## Directive
Locate all lines with the word "Thron". Copy them.

◆ ◆ ◆

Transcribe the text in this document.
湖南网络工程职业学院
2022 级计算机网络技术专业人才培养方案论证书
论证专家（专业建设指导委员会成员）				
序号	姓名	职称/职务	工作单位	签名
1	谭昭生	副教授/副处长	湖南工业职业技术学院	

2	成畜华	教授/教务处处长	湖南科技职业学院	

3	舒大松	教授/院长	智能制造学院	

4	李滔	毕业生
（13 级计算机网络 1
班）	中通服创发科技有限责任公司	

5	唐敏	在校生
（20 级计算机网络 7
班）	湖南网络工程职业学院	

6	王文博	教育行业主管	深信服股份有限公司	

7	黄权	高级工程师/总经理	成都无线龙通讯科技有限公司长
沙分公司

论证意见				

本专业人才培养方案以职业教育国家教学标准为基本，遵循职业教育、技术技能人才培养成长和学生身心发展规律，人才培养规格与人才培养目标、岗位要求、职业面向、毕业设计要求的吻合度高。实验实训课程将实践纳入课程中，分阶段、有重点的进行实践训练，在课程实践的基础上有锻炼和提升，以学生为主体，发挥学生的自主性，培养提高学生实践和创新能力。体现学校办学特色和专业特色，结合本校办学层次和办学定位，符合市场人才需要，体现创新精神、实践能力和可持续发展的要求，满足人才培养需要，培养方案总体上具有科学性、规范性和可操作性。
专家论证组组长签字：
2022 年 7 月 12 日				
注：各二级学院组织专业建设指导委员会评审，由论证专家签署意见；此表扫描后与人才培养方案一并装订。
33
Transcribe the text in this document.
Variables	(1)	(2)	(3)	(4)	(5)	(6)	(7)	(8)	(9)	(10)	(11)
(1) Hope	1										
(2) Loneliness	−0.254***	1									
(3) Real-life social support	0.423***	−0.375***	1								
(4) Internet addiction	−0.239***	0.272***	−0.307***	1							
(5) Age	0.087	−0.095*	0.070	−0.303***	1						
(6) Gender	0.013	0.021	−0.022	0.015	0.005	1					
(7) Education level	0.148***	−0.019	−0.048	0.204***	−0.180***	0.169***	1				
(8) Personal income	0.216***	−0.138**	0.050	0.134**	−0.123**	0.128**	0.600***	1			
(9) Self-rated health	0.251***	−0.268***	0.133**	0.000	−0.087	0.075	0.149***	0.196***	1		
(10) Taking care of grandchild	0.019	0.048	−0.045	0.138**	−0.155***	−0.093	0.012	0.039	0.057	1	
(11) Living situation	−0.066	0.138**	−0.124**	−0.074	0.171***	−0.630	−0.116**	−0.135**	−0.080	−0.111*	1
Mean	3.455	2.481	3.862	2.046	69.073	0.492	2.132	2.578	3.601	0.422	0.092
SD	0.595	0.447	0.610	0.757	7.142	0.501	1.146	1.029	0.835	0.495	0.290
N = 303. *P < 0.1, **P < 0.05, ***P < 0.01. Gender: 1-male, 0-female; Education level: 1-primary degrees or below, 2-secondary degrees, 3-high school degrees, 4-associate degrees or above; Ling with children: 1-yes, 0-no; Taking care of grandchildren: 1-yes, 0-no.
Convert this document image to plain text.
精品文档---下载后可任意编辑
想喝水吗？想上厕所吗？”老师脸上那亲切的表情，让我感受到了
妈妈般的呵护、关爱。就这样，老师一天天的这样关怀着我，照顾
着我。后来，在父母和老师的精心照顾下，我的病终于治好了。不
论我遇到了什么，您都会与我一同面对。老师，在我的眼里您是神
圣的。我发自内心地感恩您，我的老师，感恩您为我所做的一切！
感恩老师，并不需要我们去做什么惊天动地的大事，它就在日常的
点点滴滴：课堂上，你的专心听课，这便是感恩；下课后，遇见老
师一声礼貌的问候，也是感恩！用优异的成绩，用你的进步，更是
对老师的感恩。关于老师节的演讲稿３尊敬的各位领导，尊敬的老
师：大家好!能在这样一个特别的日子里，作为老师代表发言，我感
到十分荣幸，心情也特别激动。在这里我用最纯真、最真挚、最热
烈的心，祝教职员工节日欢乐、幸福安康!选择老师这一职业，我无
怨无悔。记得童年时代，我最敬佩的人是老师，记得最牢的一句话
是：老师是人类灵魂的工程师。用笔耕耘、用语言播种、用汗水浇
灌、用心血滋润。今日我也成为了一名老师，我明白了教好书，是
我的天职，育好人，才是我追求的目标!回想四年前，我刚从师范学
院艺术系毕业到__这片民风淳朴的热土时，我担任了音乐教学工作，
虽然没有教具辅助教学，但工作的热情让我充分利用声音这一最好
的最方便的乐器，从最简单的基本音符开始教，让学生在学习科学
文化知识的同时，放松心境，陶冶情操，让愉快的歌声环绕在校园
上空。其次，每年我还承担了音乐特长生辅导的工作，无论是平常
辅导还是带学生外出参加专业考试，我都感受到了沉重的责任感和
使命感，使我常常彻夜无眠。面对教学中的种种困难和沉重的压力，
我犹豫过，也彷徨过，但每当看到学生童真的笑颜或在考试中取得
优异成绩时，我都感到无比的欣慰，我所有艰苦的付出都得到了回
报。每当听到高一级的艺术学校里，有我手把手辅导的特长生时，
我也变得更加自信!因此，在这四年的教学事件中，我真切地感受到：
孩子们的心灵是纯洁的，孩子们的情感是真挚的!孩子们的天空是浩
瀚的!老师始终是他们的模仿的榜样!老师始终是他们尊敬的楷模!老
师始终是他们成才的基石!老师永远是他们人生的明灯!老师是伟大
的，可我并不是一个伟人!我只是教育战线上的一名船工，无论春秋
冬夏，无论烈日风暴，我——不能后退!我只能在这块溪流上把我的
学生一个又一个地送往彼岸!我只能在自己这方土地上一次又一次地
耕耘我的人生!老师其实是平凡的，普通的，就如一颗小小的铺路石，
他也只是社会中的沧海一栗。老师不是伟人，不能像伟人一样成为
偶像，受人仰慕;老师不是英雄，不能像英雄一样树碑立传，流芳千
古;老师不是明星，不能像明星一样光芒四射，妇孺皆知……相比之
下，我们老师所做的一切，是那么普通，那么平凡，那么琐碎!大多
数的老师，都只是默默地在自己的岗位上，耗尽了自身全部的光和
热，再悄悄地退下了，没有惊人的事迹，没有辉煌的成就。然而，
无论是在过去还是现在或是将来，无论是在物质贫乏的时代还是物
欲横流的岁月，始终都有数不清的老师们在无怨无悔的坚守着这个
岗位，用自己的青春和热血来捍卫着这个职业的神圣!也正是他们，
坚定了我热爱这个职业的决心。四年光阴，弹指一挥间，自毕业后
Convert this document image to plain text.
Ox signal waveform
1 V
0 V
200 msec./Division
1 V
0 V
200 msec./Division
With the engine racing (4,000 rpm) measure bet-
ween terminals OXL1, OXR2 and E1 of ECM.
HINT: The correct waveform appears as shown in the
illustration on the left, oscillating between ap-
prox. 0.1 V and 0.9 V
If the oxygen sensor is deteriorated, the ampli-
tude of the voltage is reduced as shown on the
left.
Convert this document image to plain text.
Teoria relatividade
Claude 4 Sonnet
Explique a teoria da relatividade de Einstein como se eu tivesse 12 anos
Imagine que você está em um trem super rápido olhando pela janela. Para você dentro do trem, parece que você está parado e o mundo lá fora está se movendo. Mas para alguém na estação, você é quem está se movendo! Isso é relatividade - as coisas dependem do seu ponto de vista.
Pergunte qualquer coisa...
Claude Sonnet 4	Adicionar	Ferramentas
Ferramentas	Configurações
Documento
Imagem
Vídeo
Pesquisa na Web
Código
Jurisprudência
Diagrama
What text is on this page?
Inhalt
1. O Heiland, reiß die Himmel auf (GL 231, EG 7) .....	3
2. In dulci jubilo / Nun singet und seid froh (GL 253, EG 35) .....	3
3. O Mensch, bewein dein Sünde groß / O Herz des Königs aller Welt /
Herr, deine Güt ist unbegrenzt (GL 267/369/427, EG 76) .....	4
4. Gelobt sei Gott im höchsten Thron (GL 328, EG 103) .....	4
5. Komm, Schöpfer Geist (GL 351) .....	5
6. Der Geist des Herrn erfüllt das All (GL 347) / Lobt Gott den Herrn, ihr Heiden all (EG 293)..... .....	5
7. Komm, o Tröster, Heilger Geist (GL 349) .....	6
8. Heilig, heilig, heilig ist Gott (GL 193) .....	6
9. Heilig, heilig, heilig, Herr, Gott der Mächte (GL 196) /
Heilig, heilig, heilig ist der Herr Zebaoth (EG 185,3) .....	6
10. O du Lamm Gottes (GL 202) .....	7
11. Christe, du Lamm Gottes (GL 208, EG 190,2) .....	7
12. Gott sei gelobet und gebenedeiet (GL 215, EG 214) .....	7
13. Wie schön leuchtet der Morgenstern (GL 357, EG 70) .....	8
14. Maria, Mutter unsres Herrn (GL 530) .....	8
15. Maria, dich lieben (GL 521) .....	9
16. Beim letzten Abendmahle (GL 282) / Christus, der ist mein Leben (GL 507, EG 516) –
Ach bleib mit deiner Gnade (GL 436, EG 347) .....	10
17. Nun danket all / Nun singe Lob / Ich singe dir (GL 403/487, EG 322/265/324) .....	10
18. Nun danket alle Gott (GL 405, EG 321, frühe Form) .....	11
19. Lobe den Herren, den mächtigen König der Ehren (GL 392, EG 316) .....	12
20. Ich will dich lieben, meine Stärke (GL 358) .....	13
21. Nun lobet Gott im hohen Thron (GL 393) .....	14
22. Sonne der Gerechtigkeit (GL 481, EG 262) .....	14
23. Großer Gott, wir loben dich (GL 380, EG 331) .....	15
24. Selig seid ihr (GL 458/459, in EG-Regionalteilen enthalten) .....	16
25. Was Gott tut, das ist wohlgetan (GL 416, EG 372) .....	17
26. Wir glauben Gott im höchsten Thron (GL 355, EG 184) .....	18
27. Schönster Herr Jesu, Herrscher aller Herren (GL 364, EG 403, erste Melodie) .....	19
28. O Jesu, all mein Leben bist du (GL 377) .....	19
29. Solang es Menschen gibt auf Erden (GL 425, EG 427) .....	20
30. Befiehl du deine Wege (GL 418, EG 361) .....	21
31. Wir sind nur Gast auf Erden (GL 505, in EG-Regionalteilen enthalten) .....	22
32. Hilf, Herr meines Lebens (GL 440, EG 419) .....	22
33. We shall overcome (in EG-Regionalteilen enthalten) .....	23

◆ ◆ ◆

## Solution below
4. Gelobt sei Gott im höchsten Thron (GL 328, EG 103) .....	4
21. Nun lobet Gott im hohen Thron (GL 393) .....	14
26. Wir glauben Gott im höchsten Thron (GL 355, EG 184) .....	18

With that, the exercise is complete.